* _Goal of the exercise_:
Repeat all the records exactly, omitting pictures.

* _Material shown_:
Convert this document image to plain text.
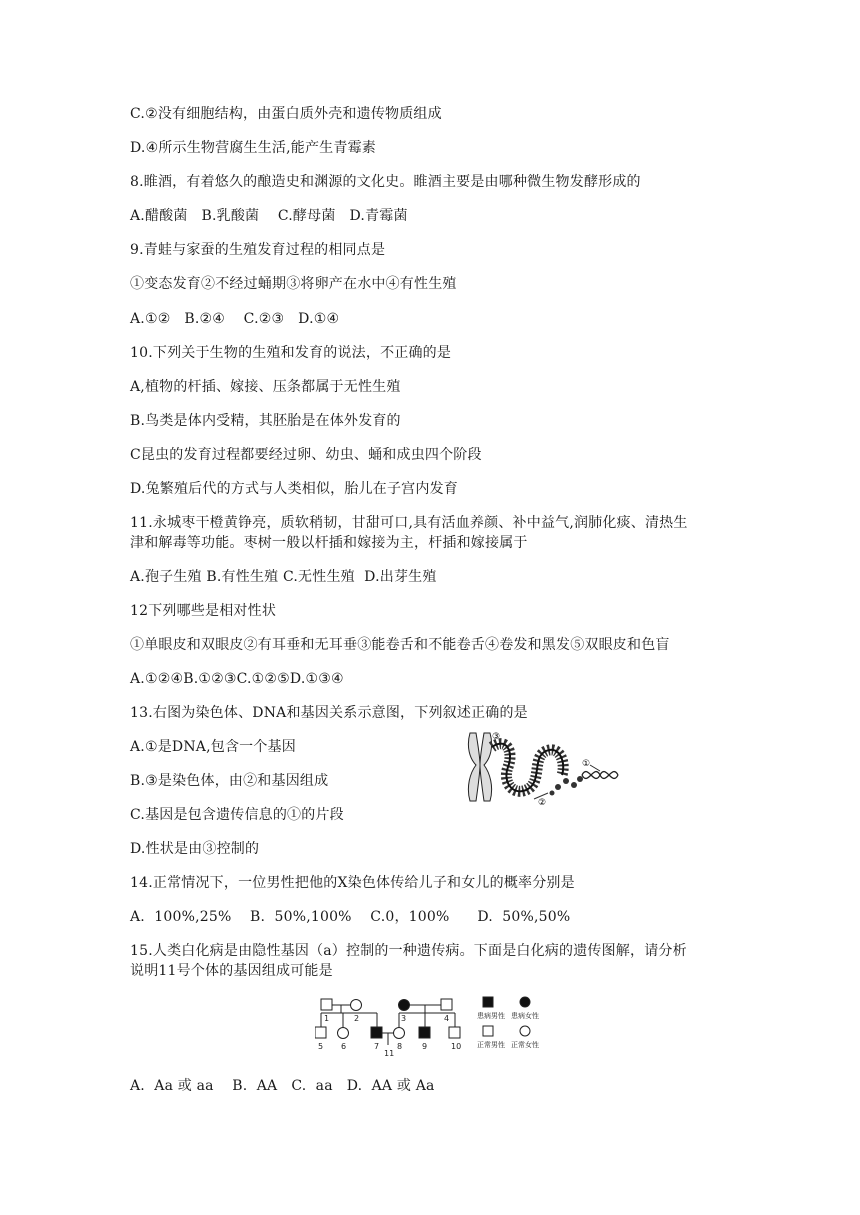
C.②没有细胞结构，由蛋白质外壳和遗传物质组成
D.④所示生物营腐生生活,能产生青霉素
8.睢酒，有着悠久的酿造史和渊源的文化史。睢酒主要是由哪种微生物发酵形成的
A.醋酸菌   B.乳酸菌    C.酵母菌   D.青霉菌
9.青蛙与家蚕的生殖发育过程的相同点是
①变态发育②不经过蛹期③将卵产在水中④有性生殖
A.①②   B.②④    C.②③   D.①④
10.下列关于生物的生殖和发育的说法，不正确的是
A,植物的杆插、嫁接、压条都属于无性生殖
B.鸟类是体内受精，其胚胎是在体外发育的
C昆虫的发育过程都要经过卵、幼虫、蛹和成虫四个阶段
D.兔繁殖后代的方式与人类相似，胎儿在子宫内发育
11.永城枣干橙黄铮亮，质软稍韧，甘甜可口,具有活血养颜、补中益气,润肺化痰、清热生
津和解毒等功能。枣树一般以杆插和嫁接为主，杆插和嫁接属于
A.孢子生殖 B.有性生殖 C.无性生殖  D.出芽生殖
12下列哪些是相对性状
①单眼皮和双眼皮②有耳垂和无耳垂③能卷舌和不能卷舌④卷发和黑发⑤双眼皮和色盲
A.①②④B.①②③C.①②⑤D.①③④
13.右图为染色体、DNA和基因关系示意图，下列叙述正确的是
A.①是DNA,包含一个基因
B.③是染色体，由②和基因组成
C.基因是包含遗传信息的①的片段
D.性状是由③控制的
14.正常情况下，一位男性把他的X染色体传给儿子和女儿的概率分别是
A.  100%,25%    B.  50%,100%    C.0，100%      D.  50%,50%
15.人类白化病是由隐性基因（a）控制的一种遗传病。下面是白化病的遗传图解，请分析
说明11号个体的基因组成可能是
A.  Aa 或 aa    B.  AA   C.  aa   D.  AA 或 Aa
①
②
③
1	2	3	4
5 6	7 8 9	10
11
患病男性 患病女性
正常男性 正常女性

* _Written solution_:
Convert this document image to plain text.
C.②没有细胞结构，由蛋白质外壳和遗传物质组成
D.④所示生物营腐生生活,能产生青霉素
8.睢酒，有着悠久的酿造史和渊源的文化史。睢酒主要是由哪种微生物发酵形成的
A.醋酸菌   B.乳酸菌    C.酵母菌   D.青霉菌
9.青蛙与家蚕的生殖发育过程的相同点是
①变态发育②不经过蛹期③将卵产在水中④有性生殖
A.①②   B.②④    C.②③   D.①④
10.下列关于生物的生殖和发育的说法，不正确的是
A,植物的杆插、嫁接、压条都属于无性生殖
B.鸟类是体内受精，其胚胎是在体外发育的
C昆虫的发育过程都要经过卵、幼虫、蛹和成虫四个阶段
D.兔繁殖后代的方式与人类相似，胎儿在子宫内发育
11.永城枣干橙黄铮亮，质软稍韧，甘甜可口,具有活血养颜、补中益气,润肺化痰、清热生
津和解毒等功能。枣树一般以杆插和嫁接为主，杆插和嫁接属于
A.孢子生殖 B.有性生殖 C.无性生殖  D.出芽生殖
12下列哪些是相对性状
①单眼皮和双眼皮②有耳垂和无耳垂③能卷舌和不能卷舌④卷发和黑发⑤双眼皮和色盲
A.①②④B.①②③C.①②⑤D.①③④
13.右图为染色体、DNA和基因关系示意图，下列叙述正确的是
A.①是DNA,包含一个基因
B.③是染色体，由②和基因组成
C.基因是包含遗传信息的①的片段
D.性状是由③控制的
14.正常情况下，一位男性把他的X染色体传给儿子和女儿的概率分别是
A.  100%,25%    B.  50%,100%    C.0，100%      D.  50%,50%
15.人类白化病是由隐性基因（a）控制的一种遗传病。下面是白化病的遗传图解，请分析
说明11号个体的基因组成可能是
A.  Aa 或 aa    B.  AA   C.  aa   D.  AA 或 Aa
①
②
③
1	2	3	4
5 6	7 8 9	10
11
患病男性 患病女性
正常男性 正常女性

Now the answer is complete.